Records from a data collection

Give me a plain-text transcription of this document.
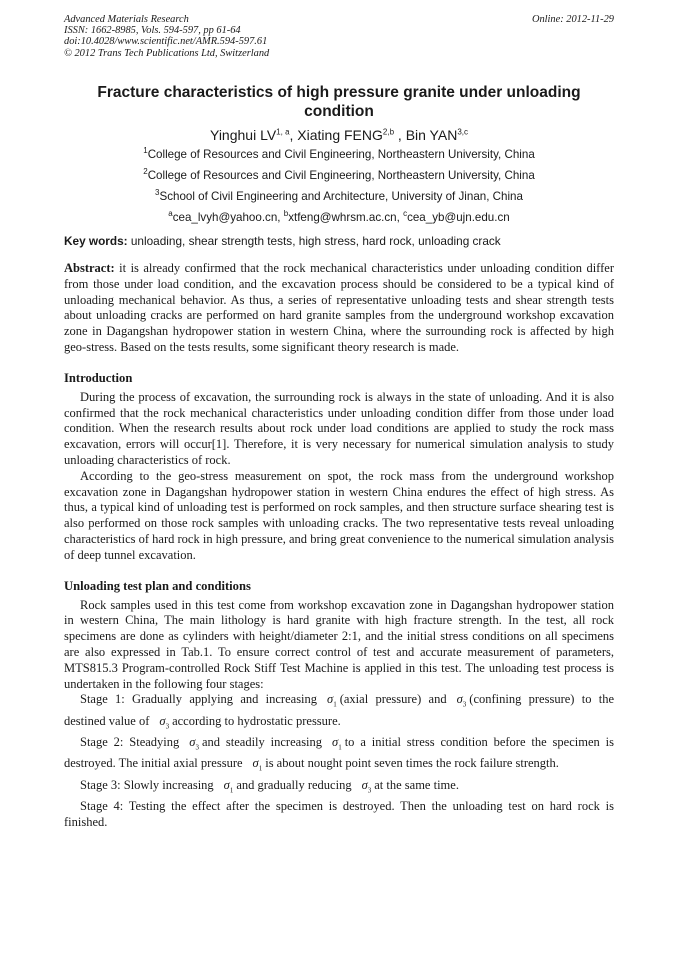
Advanced Materials Research
ISSN: 1662-8985, Vols. 594-597, pp 61-64
doi:10.4028/www.scientific.net/AMR.594-597.61
© 2012 Trans Tech Publications Ltd, Switzerland
Online: 2012-11-29
Fracture characteristics of high pressure granite under unloading condition
Yinghui LV$^{1, a}$, Xiating FENG$^{2,b}$ , Bin YAN$^{3,c}$
$^1$College of Resources and Civil Engineering, Northeastern University, China
$^2$College of Resources and Civil Engineering, Northeastern University, China
$^3$School of Civil Engineering and Architecture, University of Jinan, China
$^a$cea_lvyh@yahoo.cn, $^b$xtfeng@whrsm.ac.cn, $^c$cea_yb@ujn.edu.cn
Key words: unloading, shear strength tests, high stress, hard rock, unloading crack
Abstract: it is already confirmed that the rock mechanical characteristics under unloading condition differ from those under load condition, and the excavation process should be considered to be a typical kind of unloading mechanical behavior. As thus, a series of representative unloading tests and shear strength tests about unloading cracks are performed on hard granite samples from the underground workshop excavation zone in Dagangshan hydropower station in western China, where the surrounding rock is affected by high geo-stress. Based on the tests results, some significant theory research is made.
Introduction

During the process of excavation, the surrounding rock is always in the state of unloading. And it is also confirmed that the rock mechanical characteristics under unloading condition differ from those under load condition. When the research results about rock under load conditions are applied to study the rock mass excavation, errors will occur[1]. Therefore, it is very necessary for numerical simulation analysis to study unloading characteristics of rock.

According to the geo-stress measurement on spot, the rock mass from the underground workshop excavation zone in Dagangshan hydropower station in western China endures the effect of high stress. As thus, a typical kind of unloading test is performed on rock samples, and then structure surface shearing test is also performed on those rock samples with unloading cracks. The two representative tests reveal unloading characteristics of hard rock in high pressure, and bring great convenience to the numerical simulation analysis of deep tunnel excavation.

Unloading test plan and conditions

Rock samples used in this test come from workshop excavation zone in Dagangshan hydropower station in western China, The main lithology is hard granite with high fracture strength. In the test, all rock specimens are done as cylinders with height/diameter 2:1, and the initial stress conditions on all specimens are also expressed in Tab.1. To ensure correct control of test and accurate measurement of parameters, MTS815.3 Program-controlled Rock Stiff Test Machine is applied in this test. The unloading test process is undertaken in the following four stages:

Stage 1: Gradually applying and increasing $\sigma_1$ (axial pressure) and $\sigma_3$ (confining pressure) to the destined value of $\sigma_3$ according to hydrostatic pressure.

Stage 2: Steadying $\sigma_3$ and steadily increasing $\sigma_1$ to a initial stress condition before the specimen is destroyed. The initial axial pressure $\sigma_1$ is about nought point seven times the rock failure strength.

Stage 3: Slowly increasing $\sigma_1$ and gradually reducing $\sigma_3$ at the same time.

Stage 4: Testing the effect after the specimen is destroyed. Then the unloading test on hard rock is finished.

=== Goal ===
Copy all lines from the data that hold the word "underground".

=== Reply ===
Abstract: it is already confirmed that the rock mechanical characteristics under unloading condition differ from those under load condition, and the excavation process should be considered to be a typical kind of unloading mechanical behavior. As thus, a series of representative unloading tests and shear strength tests about unloading cracks are performed on hard granite samples from the underground workshop excavation zone in Dagangshan hydropower station in western China, where the surrounding rock is affected by high geo-stress. Based on the tests results, some significant theory research is made.
According to the geo-stress measurement on spot, the rock mass from the underground workshop excavation zone in Dagangshan hydropower station in western China endures the effect of high stress. As thus, a typical kind of unloading test is performed on rock samples, and then structure surface shearing test is also performed on those rock samples with unloading cracks. The two representative tests reveal unloading characteristics of hard rock in high pressure, and bring great convenience to the numerical simulation analysis of deep tunnel excavation.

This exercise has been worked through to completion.